Passage provided:
☆ ☆ ☆ ☆

Why the State of Indiana Should Not Codify the IHRA Definition of Antisemitism 

February 21, 2024

[Note: I delivered a much-abbreviated, three-minute version of the prepared comments below in testimony before the Education Committee of the Indiana State Senate on February 21, 2024. The comments were first drafted in opposition to an early version of House Bill 1002, a law about non-discrimination in public education that focused on “antisemitism” and explicitly incorporated the controversial International Holocaust Remembrance Association definition, which basically conflates anti-Zionism with antisemitism. The version of the bill that ultimately was passed unanimously by the Senate committee struck all such language from the bill. The comments below critique the basic idea behind the bill, including the language removed by the committee—language that still might resurface during reconciliation between House and Senate bills.]

My name is Jeff Isaac. I am a James H. Rudy Professor of Political Science at Indiana University, Bloomington, where I have taught for the past 37 years. 

I teach about democracy and human rights, and about war, totalitarianism, genocide, and the Holocaust.

I am a Jewish American, and I have family and friends who live in Israel–though I have never been there.

I was one of the founding members of a human rights coalition called Bloomington United, formed in 1999 in response to neo-Nazi leafleting of the community. I have long worked against all forms of bigotry. Between the years 1999 and 2004, I served as the volunteer security guard at Congregation Beth Shalom. I stood guard every Wednesday afternoon and Sunday morning while the synagogue’s children–including the children of someone testifying here today in favor of the restrictions I oppose–were inside attending Hebrew School. I also organized security for High Holy Days, working with friends at the Bloomington Police Department. During that time, I worked closely on security issues with the BPD and was sometimes in contact with the FBI as well.

I know antisemitism when I see it. And it does not want to see me. It is my enemy. I fight my enemies.

I strongly oppose the IHRA language. But not because I am any kind of “anti-Zionist.” For many years I was the unofficial Bloomington “representative” of Americans for Peace Now—Peace Now is a liberal Zionist Israeli peace group, formed by Israeli military officers in 1978, that supports a two-state solution. I no longer affiliate with the group, for a number of reasons. My views about Zionism are complicated. But they have no bearing on the matter at hand.

☆ ☆ ☆ ☆

Material shown:

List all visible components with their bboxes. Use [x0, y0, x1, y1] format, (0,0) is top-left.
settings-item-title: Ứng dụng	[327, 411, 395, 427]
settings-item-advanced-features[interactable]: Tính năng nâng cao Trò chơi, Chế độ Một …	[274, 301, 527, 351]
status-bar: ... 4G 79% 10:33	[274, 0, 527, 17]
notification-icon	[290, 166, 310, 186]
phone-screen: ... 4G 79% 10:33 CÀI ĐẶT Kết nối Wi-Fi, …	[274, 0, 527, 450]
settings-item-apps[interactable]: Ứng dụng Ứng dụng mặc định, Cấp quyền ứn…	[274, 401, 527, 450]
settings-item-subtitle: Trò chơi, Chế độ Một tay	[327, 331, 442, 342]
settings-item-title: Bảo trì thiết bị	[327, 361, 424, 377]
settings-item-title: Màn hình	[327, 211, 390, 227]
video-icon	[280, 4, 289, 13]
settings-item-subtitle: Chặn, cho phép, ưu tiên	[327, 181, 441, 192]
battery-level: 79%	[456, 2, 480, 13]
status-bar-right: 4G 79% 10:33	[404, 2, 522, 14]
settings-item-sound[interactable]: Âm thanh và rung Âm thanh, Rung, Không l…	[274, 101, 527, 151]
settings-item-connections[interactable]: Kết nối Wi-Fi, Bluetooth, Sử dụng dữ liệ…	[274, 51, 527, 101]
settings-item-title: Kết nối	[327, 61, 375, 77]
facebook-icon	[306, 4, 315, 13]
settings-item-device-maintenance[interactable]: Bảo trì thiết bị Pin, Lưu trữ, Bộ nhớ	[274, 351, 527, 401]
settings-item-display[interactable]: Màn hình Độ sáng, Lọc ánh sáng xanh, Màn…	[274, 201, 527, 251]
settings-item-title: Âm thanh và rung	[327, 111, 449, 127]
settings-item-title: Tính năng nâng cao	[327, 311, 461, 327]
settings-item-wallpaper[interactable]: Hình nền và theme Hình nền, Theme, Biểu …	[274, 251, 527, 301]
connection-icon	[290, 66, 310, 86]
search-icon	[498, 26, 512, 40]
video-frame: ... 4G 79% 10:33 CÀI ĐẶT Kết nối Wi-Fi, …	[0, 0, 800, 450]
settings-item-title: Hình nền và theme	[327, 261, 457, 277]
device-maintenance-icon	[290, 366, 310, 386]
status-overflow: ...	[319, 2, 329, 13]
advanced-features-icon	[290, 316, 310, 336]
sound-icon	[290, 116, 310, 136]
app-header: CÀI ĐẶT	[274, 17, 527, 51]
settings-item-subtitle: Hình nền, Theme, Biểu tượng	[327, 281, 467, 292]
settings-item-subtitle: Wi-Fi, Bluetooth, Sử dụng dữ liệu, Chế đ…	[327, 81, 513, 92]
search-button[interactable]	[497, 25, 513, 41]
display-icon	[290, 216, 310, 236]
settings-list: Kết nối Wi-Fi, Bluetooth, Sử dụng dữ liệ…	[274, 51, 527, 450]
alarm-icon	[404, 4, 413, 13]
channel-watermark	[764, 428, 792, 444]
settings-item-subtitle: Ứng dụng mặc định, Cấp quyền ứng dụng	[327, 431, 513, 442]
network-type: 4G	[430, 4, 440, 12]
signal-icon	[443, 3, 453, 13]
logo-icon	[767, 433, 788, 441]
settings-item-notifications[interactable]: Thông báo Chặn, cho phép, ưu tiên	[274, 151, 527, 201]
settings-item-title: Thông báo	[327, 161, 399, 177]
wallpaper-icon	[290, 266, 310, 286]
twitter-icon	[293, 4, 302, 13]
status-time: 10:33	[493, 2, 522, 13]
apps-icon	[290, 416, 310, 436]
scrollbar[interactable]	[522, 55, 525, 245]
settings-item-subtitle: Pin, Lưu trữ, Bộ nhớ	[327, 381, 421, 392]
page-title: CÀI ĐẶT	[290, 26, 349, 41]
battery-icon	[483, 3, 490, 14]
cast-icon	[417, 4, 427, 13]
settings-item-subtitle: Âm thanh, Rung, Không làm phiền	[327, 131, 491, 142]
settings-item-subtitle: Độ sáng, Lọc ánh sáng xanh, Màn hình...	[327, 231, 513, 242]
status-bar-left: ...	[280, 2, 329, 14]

☆ ☆ ☆ ☆

Required work:
- A) In the testimony against Indiana codifying the IHRA definition, which subjects does the speaker say he teaches? List every one.
- B) Pick up the testimony against Indiana codifying the IHRA definition of antisemitism where it stops, and carry it on.
Nothing in the records is needed here.

Answers provided:
- A) democracy, human rights, war, totalitarianism, genocide, the Holocaust

- B)
I am not a member of Jewish Voice for Peace, because I disagree with some of the group’s rhetoric and policy positions. But I share with my colleagues in that group a desire for an end to destructive war and an uncompromising opposition to all forms of bigotry, including but not limited to antisemitism. For the same reason, I am an avid supporter of constitutional democracy, a system that flourishes because it allows maximum freedom of citizens to disagree and to argue, to be smart or stupid, and to be congenial or offensive—so long as what is said and done is short of violence and the threat of violence, and within the bounds of the law.

And that is why I oppose the language in HB/SB1002 that incorporates the IHRA definition of antisemitism–and why I would expect many Republicans here, if they are serious about liberty, to oppose it as well.

The law’s commitment to antidiscrimination is laudatory. I believe that this commitment should govern public education at all levels in this state, and I believe that it does, though not perfectly—perfection is a pretty high standard.

The current war in the Middle East has generated intense disagreement. In my view most of this disagreement—about Israel, about Hamas, about Palestine—is not about racism or religion or ethnicity or “hate,” it is about politics, the politics of national identity and territory and histories of injury and current fears and sufferings. And right now, much of this controversy centers on an Israeli military campaign of destruction, displacement, and mass killing that far exceeds the despicable violence perpetrated by Hamas on October 7.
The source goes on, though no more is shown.